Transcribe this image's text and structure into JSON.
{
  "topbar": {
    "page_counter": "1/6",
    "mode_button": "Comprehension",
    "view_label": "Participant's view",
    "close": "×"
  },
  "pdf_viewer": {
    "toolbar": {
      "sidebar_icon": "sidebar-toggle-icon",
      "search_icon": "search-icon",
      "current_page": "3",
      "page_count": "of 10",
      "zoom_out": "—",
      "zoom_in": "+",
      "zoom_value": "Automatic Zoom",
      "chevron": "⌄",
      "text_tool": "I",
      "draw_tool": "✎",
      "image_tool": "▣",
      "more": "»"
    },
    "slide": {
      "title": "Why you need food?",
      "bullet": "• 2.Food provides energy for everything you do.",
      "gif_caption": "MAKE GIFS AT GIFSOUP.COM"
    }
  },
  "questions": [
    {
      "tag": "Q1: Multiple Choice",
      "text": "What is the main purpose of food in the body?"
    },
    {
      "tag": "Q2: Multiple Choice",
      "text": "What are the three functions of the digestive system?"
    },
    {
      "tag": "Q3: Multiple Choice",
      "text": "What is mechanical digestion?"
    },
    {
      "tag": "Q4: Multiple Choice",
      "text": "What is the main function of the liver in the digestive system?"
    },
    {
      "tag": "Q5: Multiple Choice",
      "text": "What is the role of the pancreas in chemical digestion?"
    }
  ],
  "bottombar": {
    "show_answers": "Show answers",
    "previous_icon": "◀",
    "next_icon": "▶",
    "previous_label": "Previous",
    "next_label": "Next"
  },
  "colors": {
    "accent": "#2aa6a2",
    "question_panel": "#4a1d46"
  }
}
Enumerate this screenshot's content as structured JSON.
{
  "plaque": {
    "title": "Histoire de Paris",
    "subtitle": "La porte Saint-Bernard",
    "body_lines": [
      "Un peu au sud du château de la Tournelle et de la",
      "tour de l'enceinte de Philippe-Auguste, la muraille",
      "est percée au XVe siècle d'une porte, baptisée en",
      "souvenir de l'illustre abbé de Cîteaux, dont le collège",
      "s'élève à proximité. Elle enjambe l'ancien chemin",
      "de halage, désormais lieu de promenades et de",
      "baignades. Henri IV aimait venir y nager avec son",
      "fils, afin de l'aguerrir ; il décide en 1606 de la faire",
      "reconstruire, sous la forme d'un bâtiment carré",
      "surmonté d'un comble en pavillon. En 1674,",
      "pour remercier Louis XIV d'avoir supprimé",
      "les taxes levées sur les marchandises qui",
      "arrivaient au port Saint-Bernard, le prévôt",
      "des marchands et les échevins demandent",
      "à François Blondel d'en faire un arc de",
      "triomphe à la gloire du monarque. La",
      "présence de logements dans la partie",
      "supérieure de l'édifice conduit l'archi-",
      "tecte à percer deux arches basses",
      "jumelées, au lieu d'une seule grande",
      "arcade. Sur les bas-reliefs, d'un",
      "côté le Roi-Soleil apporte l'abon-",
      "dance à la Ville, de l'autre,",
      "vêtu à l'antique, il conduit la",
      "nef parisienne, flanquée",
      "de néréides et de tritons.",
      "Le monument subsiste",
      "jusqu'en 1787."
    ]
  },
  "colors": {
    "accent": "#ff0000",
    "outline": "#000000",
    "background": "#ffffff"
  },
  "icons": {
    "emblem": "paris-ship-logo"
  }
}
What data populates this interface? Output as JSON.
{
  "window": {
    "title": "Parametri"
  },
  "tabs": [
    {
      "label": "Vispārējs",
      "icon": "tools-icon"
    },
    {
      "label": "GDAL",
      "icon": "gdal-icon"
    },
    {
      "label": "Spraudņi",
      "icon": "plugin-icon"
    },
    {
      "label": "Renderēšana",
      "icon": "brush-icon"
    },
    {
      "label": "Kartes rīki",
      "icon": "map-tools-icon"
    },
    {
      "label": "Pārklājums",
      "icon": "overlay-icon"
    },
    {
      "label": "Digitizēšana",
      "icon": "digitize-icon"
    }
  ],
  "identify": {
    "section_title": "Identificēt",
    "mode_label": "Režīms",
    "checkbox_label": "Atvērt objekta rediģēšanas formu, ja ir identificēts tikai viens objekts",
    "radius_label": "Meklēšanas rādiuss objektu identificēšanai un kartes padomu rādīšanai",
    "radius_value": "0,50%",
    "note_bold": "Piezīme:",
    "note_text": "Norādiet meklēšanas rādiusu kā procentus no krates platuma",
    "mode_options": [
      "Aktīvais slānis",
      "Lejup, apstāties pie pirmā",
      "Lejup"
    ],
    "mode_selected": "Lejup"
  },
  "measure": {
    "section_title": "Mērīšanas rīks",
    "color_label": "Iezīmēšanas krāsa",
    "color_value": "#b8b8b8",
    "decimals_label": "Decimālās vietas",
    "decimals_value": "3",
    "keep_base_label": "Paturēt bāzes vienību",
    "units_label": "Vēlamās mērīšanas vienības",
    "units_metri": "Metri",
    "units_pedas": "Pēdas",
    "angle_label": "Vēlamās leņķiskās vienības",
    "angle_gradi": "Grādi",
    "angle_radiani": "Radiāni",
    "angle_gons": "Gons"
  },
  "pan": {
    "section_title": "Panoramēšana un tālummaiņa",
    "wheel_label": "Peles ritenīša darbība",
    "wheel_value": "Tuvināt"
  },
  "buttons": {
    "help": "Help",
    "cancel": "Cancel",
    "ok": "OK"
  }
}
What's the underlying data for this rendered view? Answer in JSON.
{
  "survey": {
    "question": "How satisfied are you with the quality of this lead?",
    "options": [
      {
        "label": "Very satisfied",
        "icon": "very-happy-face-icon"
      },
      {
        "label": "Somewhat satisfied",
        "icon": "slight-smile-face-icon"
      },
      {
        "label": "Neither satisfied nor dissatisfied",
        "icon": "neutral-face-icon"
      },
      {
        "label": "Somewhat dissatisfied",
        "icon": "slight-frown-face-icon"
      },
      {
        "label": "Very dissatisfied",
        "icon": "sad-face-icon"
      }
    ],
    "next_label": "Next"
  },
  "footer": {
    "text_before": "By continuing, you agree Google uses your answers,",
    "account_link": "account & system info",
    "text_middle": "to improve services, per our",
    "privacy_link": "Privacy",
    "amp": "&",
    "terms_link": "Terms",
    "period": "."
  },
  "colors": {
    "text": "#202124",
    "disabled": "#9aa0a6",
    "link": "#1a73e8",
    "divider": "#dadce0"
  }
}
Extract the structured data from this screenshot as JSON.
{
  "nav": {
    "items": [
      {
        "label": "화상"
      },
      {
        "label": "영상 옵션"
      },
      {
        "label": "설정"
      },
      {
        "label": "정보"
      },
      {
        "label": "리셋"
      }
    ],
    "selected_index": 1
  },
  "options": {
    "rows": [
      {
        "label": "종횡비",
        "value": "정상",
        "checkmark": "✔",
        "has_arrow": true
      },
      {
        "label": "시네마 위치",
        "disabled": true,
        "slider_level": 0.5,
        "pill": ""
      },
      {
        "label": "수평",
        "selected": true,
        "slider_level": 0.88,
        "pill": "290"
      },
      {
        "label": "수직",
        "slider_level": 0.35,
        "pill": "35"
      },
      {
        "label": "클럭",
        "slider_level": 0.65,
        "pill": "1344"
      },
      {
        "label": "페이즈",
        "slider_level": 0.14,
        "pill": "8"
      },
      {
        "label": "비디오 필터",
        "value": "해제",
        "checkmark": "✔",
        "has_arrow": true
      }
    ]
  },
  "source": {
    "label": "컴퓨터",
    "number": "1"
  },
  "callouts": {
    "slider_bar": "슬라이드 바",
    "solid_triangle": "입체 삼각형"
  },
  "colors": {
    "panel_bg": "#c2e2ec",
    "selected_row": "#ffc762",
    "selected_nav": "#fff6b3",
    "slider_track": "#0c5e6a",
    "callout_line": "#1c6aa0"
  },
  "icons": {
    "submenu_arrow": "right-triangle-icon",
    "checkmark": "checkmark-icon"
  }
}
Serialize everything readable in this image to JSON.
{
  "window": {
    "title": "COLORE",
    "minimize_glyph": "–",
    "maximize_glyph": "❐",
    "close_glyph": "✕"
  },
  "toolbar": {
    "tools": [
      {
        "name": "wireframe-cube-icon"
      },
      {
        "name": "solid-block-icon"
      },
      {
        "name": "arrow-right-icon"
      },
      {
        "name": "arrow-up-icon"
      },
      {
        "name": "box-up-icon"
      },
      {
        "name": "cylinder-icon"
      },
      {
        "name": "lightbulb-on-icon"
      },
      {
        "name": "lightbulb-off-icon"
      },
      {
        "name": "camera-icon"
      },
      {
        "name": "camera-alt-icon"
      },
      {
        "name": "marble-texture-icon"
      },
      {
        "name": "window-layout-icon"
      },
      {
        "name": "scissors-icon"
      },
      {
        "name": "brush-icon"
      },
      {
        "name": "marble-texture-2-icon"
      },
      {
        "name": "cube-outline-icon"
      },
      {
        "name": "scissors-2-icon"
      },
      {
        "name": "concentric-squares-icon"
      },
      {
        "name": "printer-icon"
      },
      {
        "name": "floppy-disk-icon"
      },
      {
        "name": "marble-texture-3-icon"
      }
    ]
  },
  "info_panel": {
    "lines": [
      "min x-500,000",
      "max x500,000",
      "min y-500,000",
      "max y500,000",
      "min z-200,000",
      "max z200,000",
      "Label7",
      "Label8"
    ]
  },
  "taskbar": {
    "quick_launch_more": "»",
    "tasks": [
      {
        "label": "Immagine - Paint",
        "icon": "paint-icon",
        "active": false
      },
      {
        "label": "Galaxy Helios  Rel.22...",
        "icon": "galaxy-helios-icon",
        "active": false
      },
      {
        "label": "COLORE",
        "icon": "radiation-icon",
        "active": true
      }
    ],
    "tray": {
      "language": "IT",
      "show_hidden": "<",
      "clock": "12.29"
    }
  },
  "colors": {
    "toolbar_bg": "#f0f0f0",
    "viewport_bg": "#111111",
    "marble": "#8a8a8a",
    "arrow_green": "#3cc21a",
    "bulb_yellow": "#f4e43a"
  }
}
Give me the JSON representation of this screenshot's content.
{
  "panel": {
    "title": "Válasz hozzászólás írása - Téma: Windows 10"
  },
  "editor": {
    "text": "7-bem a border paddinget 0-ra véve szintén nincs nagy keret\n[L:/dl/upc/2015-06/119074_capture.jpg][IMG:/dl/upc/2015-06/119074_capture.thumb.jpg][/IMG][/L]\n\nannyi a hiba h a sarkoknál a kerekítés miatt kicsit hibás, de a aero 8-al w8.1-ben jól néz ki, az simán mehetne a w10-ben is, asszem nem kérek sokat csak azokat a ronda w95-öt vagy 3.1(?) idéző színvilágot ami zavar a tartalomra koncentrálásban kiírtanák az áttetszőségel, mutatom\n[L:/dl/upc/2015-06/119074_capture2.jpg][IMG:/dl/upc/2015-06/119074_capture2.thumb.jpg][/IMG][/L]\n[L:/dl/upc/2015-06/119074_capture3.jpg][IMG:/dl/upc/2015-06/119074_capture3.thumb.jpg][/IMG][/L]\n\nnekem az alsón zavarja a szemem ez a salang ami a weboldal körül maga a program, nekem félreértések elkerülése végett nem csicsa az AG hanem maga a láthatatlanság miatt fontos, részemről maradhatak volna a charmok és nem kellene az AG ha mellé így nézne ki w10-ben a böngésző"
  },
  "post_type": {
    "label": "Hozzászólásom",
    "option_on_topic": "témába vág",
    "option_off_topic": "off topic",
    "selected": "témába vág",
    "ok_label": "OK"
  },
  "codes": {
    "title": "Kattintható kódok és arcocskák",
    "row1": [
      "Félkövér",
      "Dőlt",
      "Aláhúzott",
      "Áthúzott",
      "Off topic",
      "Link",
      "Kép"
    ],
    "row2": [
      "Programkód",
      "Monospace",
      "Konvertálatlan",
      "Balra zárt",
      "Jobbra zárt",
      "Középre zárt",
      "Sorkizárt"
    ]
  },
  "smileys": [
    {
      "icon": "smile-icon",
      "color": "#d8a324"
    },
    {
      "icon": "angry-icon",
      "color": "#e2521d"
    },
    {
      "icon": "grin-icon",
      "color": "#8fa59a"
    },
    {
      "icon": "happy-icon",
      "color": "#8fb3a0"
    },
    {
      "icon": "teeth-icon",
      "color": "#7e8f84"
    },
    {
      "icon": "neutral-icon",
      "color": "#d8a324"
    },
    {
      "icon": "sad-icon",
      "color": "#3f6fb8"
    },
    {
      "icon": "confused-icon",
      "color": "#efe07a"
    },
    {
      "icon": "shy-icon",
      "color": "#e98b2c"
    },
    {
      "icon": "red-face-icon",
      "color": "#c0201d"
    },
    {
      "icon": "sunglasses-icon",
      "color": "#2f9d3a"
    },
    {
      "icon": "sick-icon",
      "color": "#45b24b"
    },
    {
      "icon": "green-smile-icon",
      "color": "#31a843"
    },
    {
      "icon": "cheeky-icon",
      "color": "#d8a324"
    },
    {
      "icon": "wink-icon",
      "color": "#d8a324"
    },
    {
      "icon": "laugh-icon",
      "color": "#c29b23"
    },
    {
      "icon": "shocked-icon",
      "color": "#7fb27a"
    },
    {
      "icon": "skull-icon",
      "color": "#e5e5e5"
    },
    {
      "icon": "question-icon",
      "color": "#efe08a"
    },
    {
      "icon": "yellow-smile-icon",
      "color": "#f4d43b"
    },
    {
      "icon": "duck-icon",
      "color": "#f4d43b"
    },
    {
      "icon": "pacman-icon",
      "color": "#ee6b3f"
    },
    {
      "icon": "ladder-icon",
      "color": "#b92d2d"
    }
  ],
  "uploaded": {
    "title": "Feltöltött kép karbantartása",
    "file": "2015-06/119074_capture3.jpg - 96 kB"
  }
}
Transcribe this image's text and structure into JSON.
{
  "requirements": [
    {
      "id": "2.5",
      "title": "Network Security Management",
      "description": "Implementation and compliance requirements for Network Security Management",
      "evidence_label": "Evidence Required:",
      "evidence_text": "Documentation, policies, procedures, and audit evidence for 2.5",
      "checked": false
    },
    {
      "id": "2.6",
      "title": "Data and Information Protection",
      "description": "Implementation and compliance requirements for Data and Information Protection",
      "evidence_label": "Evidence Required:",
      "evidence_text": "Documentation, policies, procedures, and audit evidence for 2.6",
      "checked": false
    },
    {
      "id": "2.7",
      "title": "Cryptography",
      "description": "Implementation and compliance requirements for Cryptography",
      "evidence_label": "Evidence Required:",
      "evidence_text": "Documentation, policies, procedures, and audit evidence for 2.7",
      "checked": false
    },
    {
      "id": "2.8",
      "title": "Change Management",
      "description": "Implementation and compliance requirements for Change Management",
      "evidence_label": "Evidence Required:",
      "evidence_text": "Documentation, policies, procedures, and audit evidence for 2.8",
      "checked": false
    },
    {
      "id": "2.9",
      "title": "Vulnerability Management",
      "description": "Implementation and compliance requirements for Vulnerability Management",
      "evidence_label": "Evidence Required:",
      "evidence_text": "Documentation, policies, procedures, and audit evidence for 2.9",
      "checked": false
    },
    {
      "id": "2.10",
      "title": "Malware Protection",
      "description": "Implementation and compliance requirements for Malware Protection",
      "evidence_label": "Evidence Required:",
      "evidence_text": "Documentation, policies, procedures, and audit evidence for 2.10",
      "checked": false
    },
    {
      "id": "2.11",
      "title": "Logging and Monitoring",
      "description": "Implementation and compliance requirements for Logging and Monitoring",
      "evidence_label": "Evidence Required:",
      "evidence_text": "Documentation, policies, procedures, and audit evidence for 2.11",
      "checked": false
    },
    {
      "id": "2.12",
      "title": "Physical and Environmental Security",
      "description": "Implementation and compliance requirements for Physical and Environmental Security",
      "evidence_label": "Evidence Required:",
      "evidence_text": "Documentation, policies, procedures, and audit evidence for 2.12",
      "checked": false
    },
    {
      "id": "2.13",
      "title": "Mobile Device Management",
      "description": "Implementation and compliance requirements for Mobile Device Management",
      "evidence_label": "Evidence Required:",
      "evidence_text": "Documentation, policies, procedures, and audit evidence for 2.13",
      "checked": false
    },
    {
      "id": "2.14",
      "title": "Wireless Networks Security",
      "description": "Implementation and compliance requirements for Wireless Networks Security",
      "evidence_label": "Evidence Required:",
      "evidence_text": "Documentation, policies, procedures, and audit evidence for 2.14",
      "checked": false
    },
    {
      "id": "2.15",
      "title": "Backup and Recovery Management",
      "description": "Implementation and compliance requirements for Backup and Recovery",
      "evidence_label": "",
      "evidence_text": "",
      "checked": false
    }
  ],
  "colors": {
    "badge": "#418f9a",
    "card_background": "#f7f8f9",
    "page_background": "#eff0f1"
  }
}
□ □ □ □ □ □ □
### Stated task
Pick each line holding the word "Logging" out of the listing.

### The output
      "title": "Logging and Monitoring",
      "description": "Implementation and compliance requirements for Logging and Monitoring",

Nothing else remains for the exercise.